READING TEXT
□ □ □ □ □ □ □

By clicking on What's new? you can see emails most recently updated or added to the website. Click on Hottest 25 Legends to view the currently most widely circulating urban legends. Some of these also have subcategories which, when selected, list a slew of emails (e.g., Barack Obama, John McCain, Social Security, etc.). You can also subscribe to a weekly email from snopes.com that lists all the updated and new entries made to the website for that week.

Each email listed under a category or subcategory is color coded to help you quickly determine whether an email is true or not.

  • Green True and/or based on real events
  • Red False or claims that cannot be proven
  • Green & Red Multiple truth values, a mixture of truth and falsehoods or a hoax
  • Yellow Undetermined or disputable claims
  • White Urban legends; describe plausible events that could have happened, but cannot be proven.

Scan the list of emails for the email you are trying to verify, then click on the link to read what snopes.com has to say about it.

□ □ □ □ □ □ □

WHAT YOU WILL DO
[1] Extract the passage of the snopes.com text that starts at the words "By clicking on" and ends after the words "for that week.".
[2] Copy the rows exactly as they appear, starting at the first row and ending after the row that contains "- sidebar-item-accounts[interactable]: ▥".

[Element box rows]
□ □ □ □ □ □ □

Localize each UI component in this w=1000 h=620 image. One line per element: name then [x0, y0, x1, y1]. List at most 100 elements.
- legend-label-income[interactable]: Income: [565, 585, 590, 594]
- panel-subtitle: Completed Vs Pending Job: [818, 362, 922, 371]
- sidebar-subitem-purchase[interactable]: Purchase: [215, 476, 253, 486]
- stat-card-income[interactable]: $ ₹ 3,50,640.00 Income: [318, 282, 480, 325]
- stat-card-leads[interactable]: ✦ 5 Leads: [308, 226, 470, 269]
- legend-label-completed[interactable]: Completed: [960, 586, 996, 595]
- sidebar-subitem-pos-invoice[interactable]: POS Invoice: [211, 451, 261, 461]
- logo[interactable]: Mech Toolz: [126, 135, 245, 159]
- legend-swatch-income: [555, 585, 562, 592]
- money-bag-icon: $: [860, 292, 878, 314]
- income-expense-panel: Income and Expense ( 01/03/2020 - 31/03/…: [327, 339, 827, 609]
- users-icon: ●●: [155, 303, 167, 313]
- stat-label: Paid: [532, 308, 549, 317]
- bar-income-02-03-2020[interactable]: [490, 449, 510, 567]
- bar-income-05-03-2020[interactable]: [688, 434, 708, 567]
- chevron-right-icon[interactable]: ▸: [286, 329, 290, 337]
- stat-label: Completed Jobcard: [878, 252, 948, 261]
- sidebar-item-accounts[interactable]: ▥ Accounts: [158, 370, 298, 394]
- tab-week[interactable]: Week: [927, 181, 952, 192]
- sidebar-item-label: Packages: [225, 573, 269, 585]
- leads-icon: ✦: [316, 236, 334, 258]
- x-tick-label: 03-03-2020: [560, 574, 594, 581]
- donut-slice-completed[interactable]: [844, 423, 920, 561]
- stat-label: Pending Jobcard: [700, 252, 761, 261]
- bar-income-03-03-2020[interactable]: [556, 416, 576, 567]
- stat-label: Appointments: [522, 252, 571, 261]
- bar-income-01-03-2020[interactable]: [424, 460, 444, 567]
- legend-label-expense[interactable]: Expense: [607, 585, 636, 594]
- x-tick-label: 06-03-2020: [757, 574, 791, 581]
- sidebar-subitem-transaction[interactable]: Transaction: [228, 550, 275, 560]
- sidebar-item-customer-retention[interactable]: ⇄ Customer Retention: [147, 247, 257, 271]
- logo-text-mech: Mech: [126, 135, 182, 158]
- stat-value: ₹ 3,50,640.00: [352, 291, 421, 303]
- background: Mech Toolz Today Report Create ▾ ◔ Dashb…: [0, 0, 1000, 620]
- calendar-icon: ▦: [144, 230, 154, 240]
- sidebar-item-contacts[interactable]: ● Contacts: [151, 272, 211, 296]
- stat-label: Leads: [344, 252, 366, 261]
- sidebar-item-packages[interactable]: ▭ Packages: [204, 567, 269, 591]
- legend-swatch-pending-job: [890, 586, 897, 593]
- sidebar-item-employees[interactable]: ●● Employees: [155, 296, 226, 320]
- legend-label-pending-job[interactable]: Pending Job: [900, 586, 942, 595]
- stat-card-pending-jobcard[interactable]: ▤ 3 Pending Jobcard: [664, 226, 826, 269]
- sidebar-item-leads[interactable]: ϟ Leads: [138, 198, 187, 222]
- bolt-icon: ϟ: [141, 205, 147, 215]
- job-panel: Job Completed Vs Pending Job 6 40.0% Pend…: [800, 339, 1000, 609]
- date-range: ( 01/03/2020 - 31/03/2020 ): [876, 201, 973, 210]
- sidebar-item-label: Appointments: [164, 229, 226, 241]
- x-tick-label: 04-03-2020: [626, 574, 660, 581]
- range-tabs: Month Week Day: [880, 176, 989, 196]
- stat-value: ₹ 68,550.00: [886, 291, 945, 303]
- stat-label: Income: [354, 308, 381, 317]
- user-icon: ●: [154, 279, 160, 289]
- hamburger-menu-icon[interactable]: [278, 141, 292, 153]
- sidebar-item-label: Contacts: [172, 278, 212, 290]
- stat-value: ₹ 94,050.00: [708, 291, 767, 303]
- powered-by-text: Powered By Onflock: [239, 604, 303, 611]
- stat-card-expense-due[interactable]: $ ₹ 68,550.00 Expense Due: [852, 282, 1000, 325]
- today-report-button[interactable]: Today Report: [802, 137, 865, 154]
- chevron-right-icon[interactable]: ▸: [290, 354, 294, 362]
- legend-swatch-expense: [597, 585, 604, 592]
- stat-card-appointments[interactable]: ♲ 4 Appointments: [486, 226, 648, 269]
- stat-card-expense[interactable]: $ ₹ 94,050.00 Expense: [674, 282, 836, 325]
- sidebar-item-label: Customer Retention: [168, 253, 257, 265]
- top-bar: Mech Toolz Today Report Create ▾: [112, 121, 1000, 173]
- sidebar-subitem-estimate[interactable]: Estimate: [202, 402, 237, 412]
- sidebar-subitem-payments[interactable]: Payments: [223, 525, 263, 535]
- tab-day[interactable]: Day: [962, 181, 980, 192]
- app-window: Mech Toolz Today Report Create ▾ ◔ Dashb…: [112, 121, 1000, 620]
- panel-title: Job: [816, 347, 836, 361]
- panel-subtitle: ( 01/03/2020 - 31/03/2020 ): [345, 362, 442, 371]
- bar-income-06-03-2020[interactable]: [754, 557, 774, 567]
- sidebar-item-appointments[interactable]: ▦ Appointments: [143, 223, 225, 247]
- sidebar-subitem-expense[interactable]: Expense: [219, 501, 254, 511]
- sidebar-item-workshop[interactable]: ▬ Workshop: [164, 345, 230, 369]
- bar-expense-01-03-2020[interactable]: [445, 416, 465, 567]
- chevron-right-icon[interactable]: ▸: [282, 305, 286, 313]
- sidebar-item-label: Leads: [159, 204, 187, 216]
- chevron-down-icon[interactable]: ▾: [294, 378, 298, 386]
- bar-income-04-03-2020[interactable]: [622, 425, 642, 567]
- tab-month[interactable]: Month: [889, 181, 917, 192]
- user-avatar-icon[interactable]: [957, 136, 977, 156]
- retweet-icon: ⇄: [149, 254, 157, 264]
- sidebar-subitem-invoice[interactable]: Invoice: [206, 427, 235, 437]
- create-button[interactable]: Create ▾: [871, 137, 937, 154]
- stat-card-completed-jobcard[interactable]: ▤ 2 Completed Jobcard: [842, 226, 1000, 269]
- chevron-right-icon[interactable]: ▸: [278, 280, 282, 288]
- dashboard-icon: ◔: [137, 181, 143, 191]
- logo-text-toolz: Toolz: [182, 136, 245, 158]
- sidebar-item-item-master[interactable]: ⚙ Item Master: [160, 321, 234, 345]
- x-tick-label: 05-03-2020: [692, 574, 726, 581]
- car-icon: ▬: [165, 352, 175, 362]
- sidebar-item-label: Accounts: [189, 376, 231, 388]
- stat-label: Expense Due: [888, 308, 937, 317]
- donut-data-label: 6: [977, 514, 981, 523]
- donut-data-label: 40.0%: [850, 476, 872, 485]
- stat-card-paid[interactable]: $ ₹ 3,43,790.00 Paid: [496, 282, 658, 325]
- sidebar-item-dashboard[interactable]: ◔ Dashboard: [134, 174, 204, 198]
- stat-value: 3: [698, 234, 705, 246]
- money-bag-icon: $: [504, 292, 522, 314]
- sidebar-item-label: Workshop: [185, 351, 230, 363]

□ □ □ □ □ □ □

CORRECT ANSWERS
[1]
By clicking on What's new? you can see emails most recently updated or added to the website. Click on Hottest 25 Legends to view the currently most widely circulating urban legends. Some of these also have subcategories which, when selected, list a slew of emails (e.g., Barack Obama, John McCain, Social Security, etc.). You can also subscribe to a weekly email from snopes.com that lists all the updated and new entries made to the website for that week.

[2]
Localize each UI component in this w=1000 h=620 image. One line per element: name then [x0, y0, x1, y1]. List at most 100 elements.
- legend-label-income[interactable]: Income: [565, 585, 590, 594]
- panel-subtitle: Completed Vs Pending Job: [818, 362, 922, 371]
- sidebar-subitem-purchase[interactable]: Purchase: [215, 476, 253, 486]
- stat-card-income[interactable]: $ ₹ 3,50,640.00 Income: [318, 282, 480, 325]
- stat-card-leads[interactable]: ✦ 5 Leads: [308, 226, 470, 269]
- legend-label-completed[interactable]: Completed: [960, 586, 996, 595]
- sidebar-subitem-pos-invoice[interactable]: POS Invoice: [211, 451, 261, 461]
- logo[interactable]: Mech Toolz: [126, 135, 245, 159]
- legend-swatch-income: [555, 585, 562, 592]
- money-bag-icon: $: [860, 292, 878, 314]
- income-expense-panel: Income and Expense ( 01/03/2020 - 31/03/…: [327, 339, 827, 609]
- users-icon: ●●: [155, 303, 167, 313]
- stat-label: Paid: [532, 308, 549, 317]
- bar-income-02-03-2020[interactable]: [490, 449, 510, 567]
- bar-income-05-03-2020[interactable]: [688, 434, 708, 567]
- chevron-right-icon[interactable]: ▸: [286, 329, 290, 337]
- stat-label: Completed Jobcard: [878, 252, 948, 261]
- sidebar-item-accounts[interactable]: ▥ Accounts: [158, 370, 298, 394]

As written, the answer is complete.